Task to carry out: Gather from the listing below each line that includes the word "subida", and copy it.

Records for processing:
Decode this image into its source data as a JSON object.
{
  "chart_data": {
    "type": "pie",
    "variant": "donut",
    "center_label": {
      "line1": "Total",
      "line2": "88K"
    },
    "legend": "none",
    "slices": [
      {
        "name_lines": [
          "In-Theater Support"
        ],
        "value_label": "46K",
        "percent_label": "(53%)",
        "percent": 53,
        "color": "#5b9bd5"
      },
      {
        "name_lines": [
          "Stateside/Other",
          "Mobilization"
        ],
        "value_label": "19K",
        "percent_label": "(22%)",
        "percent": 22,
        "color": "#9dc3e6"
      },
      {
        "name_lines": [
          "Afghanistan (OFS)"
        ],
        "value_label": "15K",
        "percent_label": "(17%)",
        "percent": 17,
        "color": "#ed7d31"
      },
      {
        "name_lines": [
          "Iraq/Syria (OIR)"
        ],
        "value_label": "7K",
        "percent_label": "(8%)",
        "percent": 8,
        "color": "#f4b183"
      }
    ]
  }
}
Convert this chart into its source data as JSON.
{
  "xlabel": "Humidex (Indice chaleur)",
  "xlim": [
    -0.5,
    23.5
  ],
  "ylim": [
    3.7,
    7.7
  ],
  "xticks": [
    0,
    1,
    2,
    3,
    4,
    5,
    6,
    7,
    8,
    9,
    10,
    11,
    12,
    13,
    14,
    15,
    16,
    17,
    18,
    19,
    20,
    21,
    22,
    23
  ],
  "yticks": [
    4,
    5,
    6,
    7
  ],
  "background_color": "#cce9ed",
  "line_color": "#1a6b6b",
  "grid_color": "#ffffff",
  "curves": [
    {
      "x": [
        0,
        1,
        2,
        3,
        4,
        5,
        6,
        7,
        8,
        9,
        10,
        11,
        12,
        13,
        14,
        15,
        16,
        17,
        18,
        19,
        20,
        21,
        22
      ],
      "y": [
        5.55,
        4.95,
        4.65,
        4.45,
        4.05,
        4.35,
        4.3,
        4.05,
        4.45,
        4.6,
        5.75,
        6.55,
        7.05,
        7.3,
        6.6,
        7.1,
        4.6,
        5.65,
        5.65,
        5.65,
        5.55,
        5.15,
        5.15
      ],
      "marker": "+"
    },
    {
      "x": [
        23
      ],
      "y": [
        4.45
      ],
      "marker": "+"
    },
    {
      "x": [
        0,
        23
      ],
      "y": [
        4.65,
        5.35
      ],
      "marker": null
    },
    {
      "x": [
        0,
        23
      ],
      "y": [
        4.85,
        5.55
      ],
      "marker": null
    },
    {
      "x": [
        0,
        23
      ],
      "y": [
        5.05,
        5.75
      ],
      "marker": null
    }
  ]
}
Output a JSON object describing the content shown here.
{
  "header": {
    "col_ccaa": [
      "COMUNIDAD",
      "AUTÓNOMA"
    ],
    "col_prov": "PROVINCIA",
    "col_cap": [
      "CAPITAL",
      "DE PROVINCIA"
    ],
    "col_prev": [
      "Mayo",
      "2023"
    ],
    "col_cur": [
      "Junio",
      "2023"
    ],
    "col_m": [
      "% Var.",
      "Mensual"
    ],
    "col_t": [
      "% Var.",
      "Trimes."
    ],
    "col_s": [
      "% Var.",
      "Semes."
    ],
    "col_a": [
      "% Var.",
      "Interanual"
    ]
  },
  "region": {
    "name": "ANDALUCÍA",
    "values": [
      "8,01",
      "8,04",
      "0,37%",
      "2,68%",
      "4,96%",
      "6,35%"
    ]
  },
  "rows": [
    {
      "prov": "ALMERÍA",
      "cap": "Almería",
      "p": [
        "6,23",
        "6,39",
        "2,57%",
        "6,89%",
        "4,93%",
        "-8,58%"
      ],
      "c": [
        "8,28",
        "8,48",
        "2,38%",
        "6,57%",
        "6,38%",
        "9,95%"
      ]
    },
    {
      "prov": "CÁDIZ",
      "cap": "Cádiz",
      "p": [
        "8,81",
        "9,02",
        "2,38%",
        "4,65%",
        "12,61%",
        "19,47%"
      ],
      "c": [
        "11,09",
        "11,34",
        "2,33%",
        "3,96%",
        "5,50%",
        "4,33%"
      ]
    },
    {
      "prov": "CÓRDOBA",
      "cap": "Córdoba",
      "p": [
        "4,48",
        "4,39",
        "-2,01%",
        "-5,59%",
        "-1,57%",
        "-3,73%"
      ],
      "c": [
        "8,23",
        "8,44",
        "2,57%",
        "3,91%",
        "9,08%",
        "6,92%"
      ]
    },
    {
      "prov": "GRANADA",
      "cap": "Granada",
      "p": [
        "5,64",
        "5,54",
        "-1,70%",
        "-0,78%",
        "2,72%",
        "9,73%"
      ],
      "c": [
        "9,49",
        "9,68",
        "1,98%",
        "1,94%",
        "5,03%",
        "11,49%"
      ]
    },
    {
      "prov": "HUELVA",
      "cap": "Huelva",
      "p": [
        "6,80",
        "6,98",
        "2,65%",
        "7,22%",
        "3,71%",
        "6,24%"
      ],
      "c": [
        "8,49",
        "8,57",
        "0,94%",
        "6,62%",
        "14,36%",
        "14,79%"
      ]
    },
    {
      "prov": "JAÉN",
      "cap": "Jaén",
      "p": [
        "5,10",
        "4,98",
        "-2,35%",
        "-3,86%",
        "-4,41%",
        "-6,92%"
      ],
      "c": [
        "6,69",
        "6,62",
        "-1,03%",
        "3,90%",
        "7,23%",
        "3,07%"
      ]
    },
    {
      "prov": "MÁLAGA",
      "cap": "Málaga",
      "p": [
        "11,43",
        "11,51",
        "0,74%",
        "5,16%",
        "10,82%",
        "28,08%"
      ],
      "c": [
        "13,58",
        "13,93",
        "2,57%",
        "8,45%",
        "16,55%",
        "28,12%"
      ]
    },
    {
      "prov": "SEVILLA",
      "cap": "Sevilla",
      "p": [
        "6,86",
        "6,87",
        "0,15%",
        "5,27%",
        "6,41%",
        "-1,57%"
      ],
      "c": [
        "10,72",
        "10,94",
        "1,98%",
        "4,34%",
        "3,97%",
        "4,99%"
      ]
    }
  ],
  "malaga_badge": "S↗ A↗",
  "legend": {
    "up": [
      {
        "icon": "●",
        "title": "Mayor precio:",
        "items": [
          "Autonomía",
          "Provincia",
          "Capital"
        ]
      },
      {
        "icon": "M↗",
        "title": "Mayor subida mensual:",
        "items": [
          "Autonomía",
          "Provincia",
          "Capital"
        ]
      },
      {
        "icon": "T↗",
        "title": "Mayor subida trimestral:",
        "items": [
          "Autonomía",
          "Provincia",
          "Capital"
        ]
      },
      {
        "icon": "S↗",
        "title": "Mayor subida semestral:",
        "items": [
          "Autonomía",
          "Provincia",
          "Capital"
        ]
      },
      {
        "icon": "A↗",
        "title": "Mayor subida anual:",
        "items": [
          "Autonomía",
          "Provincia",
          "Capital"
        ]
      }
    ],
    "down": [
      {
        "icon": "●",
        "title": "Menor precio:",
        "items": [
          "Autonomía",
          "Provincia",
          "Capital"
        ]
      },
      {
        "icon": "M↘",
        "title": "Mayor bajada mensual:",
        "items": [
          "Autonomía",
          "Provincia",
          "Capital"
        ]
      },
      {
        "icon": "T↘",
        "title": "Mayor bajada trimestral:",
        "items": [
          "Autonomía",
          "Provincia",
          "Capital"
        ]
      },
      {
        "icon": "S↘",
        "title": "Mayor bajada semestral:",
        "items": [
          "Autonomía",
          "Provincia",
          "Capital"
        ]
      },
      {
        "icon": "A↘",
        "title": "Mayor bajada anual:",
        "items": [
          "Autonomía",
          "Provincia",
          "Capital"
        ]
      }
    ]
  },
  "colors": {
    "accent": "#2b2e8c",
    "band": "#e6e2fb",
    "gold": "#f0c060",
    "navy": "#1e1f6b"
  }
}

Answer for the task:
        "title": "Mayor subida mensual:",
        "title": "Mayor subida trimestral:",
        "title": "Mayor subida semestral:",
        "title": "Mayor subida anual:",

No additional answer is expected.